DOCUMENT TEXT START
According to previous reports [1,2], ERCP may be unnecessary for almost half of the patients with ABP because of the large percentage of CBDSs that pass through the major papilla immediately after the onset of ABP. However, some patients with ABP need to immediately undergo ERCP to avoid clinical deterioration. In addition, after clinical improvement, residual CBDSs need to be removed using ERCP to prevent the recurrence of ABP. In other words, for the management of ABP, it is essential to determine whether ERCP is necessary or not in the “acute phase” and in the “remission phase”. ERCP in the acute phase, namely early endoscopic intervention (EEI), should be performed in patients with biliary obstruction and/or cholangitis, as indicated by current guidelines and the Cochrane systematic review [3–6]. For ERCP in the remission phase, namely elective endoscopic intervention (elective EI), it should be performed only if CBDSs are detected using initial imaging studies, including computed tomography (CT), or additional imaging studies, such as endoscopic ultrasonography (EUS) and magnetic resonance cholangiopancreatography (MRCP), after clinical improvement.
In the above-mentioned situations, some issues with respect to the management of ABP remain controversial. First, the indications for EEI described in the guidelines may be inconclusive because the severity of biliary obstruction, cholangitis, and pancreatitis are not reflected, although the performance of EEI in clinical practice is generally determined on the basis of the severity of these clinical factors. Second, the optimal imaging modality for determining the need for elective EI after clinical improvement has not been specified in the guidelines. Therefore, we conducted this retrospective study to elucidate the two above-mentioned issues concerning ABP by reviewing our experience with treating patients with ABP.
DOCUMENT TEXT END
RECORDS PROVIDED START
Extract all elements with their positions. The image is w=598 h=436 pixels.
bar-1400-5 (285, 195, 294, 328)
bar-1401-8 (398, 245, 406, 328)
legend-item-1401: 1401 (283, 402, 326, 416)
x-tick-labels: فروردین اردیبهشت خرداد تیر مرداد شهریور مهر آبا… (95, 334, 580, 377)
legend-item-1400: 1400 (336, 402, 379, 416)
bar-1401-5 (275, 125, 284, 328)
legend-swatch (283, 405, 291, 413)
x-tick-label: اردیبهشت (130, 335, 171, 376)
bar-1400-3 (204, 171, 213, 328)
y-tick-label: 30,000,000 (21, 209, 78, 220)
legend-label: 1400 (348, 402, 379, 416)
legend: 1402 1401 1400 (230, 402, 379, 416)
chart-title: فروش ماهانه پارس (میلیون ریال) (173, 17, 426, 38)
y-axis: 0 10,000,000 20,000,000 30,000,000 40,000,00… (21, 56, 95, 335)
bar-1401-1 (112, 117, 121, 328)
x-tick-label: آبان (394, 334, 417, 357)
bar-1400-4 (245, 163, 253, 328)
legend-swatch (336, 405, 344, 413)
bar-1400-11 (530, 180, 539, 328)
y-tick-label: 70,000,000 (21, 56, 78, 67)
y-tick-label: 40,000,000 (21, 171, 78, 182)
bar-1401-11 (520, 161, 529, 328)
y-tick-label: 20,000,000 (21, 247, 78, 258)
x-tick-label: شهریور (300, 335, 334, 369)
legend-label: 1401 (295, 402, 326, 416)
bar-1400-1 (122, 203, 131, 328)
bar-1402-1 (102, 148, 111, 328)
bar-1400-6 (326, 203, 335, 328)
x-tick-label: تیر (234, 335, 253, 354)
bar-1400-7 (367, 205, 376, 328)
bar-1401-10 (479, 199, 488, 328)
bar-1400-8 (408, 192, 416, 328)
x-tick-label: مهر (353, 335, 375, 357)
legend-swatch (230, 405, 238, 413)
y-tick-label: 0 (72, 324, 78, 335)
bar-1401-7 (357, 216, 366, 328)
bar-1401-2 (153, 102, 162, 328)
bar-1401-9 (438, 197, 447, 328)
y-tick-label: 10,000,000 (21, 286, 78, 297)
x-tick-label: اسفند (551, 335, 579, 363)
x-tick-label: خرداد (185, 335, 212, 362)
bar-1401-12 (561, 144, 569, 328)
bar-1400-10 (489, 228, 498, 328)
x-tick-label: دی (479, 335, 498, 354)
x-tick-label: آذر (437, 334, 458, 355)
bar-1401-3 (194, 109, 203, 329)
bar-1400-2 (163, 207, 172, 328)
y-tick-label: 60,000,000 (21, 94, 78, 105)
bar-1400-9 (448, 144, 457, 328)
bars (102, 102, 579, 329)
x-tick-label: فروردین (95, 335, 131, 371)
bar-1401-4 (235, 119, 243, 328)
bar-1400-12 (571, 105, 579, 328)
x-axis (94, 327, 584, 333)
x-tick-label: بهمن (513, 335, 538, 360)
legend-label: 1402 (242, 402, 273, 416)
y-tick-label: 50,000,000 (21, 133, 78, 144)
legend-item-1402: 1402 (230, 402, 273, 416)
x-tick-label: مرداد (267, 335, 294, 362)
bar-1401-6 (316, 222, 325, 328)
RECORDS PROVIDED END
■ **COMPLETE THE FOLLOWING**
1. From the passage on ERCP for ABP, extract the part that opens with the words containing "In the above-mentioned" and closes with "patients with ABP.".
2. Sum up the passage on ERCP for ABP in two sentences.

■ **SOLUTION SET**
1.
In the above-mentioned situations, some issues with respect to the management of ABP remain controversial. First, the indications for EEI described in the guidelines may be inconclusive because the severity of biliary obstruction, cholangitis, and pancreatitis are not reflected, although the performance of EEI in clinical practice is generally determined on the basis of the severity of these clinical factors. Second, the optimal imaging modality for determining the need for elective EI after clinical improvement has not been specified in the guidelines. Therefore, we conducted this retrospective study to elucidate the two above-mentioned issues concerning ABP by reviewing our experience with treating patients with ABP.

2. ERCP may be unnecessary for almost half of patients with ABP because many CBDSs pass through the major papilla soon after onset, but some patients need early endoscopic intervention for biliary obstruction or cholangitis, and others need elective intervention to remove residual CBDSs detected on imaging after clinical improvement. Because the guideline indications for early intervention do not reflect the severity of these clinical factors and the optimal imaging modality for deciding on elective intervention has not been specified, the authors conducted a retrospective study reviewing their experience treating patients with ABP.